◆ Request ◆
Write the data out again exactly, with no pictures.

◆ Records for the task ◆

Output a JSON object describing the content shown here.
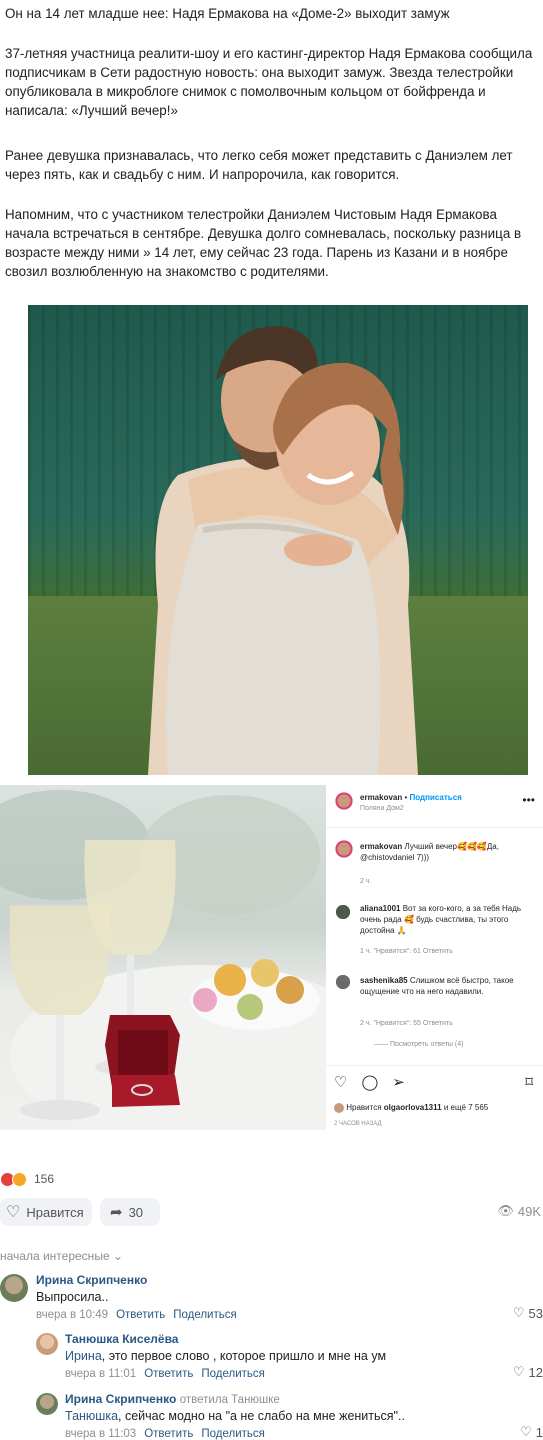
{
  "article": {
    "title": "Он на 14 лет младше нее: Надя Ермакова на «Доме-2» выходит замуж",
    "p1": "37-летняя участница реалити-шоу и его кастинг-директор Надя Ермакова сообщила подписчикам в Сети радостную новость: она выходит замуж. Звезда телестройки опубликовала в микроблоге снимок с помолвочным кольцом от бойфренда и написала: «Лучший вечер!»",
    "p2": "Ранее девушка признавалась, что легко себя может представить с Даниэлем лет через пять, как и свадьбу с ним. И напророчила, как говорится.",
    "p3": "Напомним, что с участником телестройки Даниэлем Чистовым Надя Ермакова начала встречаться в сентябре. Девушка долго сомневалась, поскольку разница в возрасте между ними » 14 лет, ему сейчас 23 года. Парень из Казани и в ноябре свозил возлюбленную на знакомство с родителями."
  },
  "instagram": {
    "username": "ermakovan",
    "follow": "Подписаться",
    "location": "Поляна Дом2",
    "caption_user": "ermakovan",
    "caption_text": "Лучший вечер🥰🥰🥰Да,",
    "caption_mention": "@chistovdaniel 7)))",
    "caption_time": "2 ч.",
    "c1_user": "aliana1001",
    "c1_text": "Вот за кого-кого, а за тебя Надь очень рада 🥰 будь счастлива, ты этого достойна 🙏",
    "c1_meta": "1 ч.   \"Нравится\": 61   Ответить",
    "c2_user": "sashenika85",
    "c2_text": "Слишком всё быстро, такое ощущение что на него надавили.",
    "c2_meta": "2 ч.   \"Нравится\": 55   Ответить",
    "view_replies": "—— Посмотреть ответы (4)",
    "likes_prefix": "Нравится",
    "likes_user": "olgaorlova1311",
    "likes_suffix": "и ещё 7 565",
    "time_ago": "2 ЧАСОВ НАЗАД"
  },
  "post": {
    "reactions_count": "156",
    "like_label": "Нравится",
    "share_count": "30",
    "views": "49K",
    "reaction_colors": [
      "#f5a623",
      "#e0413e"
    ]
  },
  "comments": {
    "sort_label": "начала интересные",
    "items": [
      {
        "name": "Ирина Скрипченко",
        "reply_to": "",
        "mention": "",
        "text": "Выпросила..",
        "time": "вчера в 10:49",
        "reply": "Ответить",
        "share": "Поделиться",
        "likes": "53"
      },
      {
        "name": "Танюшка Киселёва",
        "reply_to": "",
        "mention": "Ирина",
        "text": ", это первое слово , которое пришло и мне на ум",
        "time": "вчера в 11:01",
        "reply": "Ответить",
        "share": "Поделиться",
        "likes": "12"
      },
      {
        "name": "Ирина Скрипченко",
        "reply_to": "ответила Танюшке",
        "mention": "Танюшка",
        "text": ", сейчас модно на \"а не слабо на мне жениться\"..",
        "time": "вчера в 11:03",
        "reply": "Ответить",
        "share": "Поделиться",
        "likes": "1"
      }
    ]
  }
}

◆ Answer ◆
Output a JSON object describing the content shown here.
{
  "article": {
    "title": "Он на 14 лет младше нее: Надя Ермакова на «Доме-2» выходит замуж",
    "p1": "37-летняя участница реалити-шоу и его кастинг-директор Надя Ермакова сообщила подписчикам в Сети радостную новость: она выходит замуж. Звезда телестройки опубликовала в микроблоге снимок с помолвочным кольцом от бойфренда и написала: «Лучший вечер!»",
    "p2": "Ранее девушка признавалась, что легко себя может представить с Даниэлем лет через пять, как и свадьбу с ним. И напророчила, как говорится.",
    "p3": "Напомним, что с участником телестройки Даниэлем Чистовым Надя Ермакова начала встречаться в сентябре. Девушка долго сомневалась, поскольку разница в возрасте между ними » 14 лет, ему сейчас 23 года. Парень из Казани и в ноябре свозил возлюбленную на знакомство с родителями."
  },
  "instagram": {
    "username": "ermakovan",
    "follow": "Подписаться",
    "location": "Поляна Дом2",
    "caption_user": "ermakovan",
    "caption_text": "Лучший вечер🥰🥰🥰Да,",
    "caption_mention": "@chistovdaniel 7)))",
    "caption_time": "2 ч.",
    "c1_user": "aliana1001",
    "c1_text": "Вот за кого-кого, а за тебя Надь очень рада 🥰 будь счастлива, ты этого достойна 🙏",
    "c1_meta": "1 ч.   \"Нравится\": 61   Ответить",
    "c2_user": "sashenika85",
    "c2_text": "Слишком всё быстро, такое ощущение что на него надавили.",
    "c2_meta": "2 ч.   \"Нравится\": 55   Ответить",
    "view_replies": "—— Посмотреть ответы (4)",
    "likes_prefix": "Нравится",
    "likes_user": "olgaorlova1311",
    "likes_suffix": "и ещё 7 565",
    "time_ago": "2 ЧАСОВ НАЗАД"
  },
  "post": {
    "reactions_count": "156",
    "like_label": "Нравится",
    "share_count": "30",
    "views": "49K",
    "reaction_colors": [
      "#f5a623",
      "#e0413e"
    ]
  },
  "comments": {
    "sort_label": "начала интересные",
    "items": [
      {
        "name": "Ирина Скрипченко",
        "reply_to": "",
        "mention": "",
        "text": "Выпросила..",
        "time": "вчера в 10:49",
        "reply": "Ответить",
        "share": "Поделиться",
        "likes": "53"
      },
      {
        "name": "Танюшка Киселёва",
        "reply_to": "",
        "mention": "Ирина",
        "text": ", это первое слово , которое пришло и мне на ум",
        "time": "вчера в 11:01",
        "reply": "Ответить",
        "share": "Поделиться",
        "likes": "12"
      },
      {
        "name": "Ирина Скрипченко",
        "reply_to": "ответила Танюшке",
        "mention": "Танюшка",
        "text": ", сейчас модно на \"а не слабо на мне жениться\"..",
        "time": "вчера в 11:03",
        "reply": "Ответить",
        "share": "Поделиться",
        "likes": "1"
      }
    ]
  }
}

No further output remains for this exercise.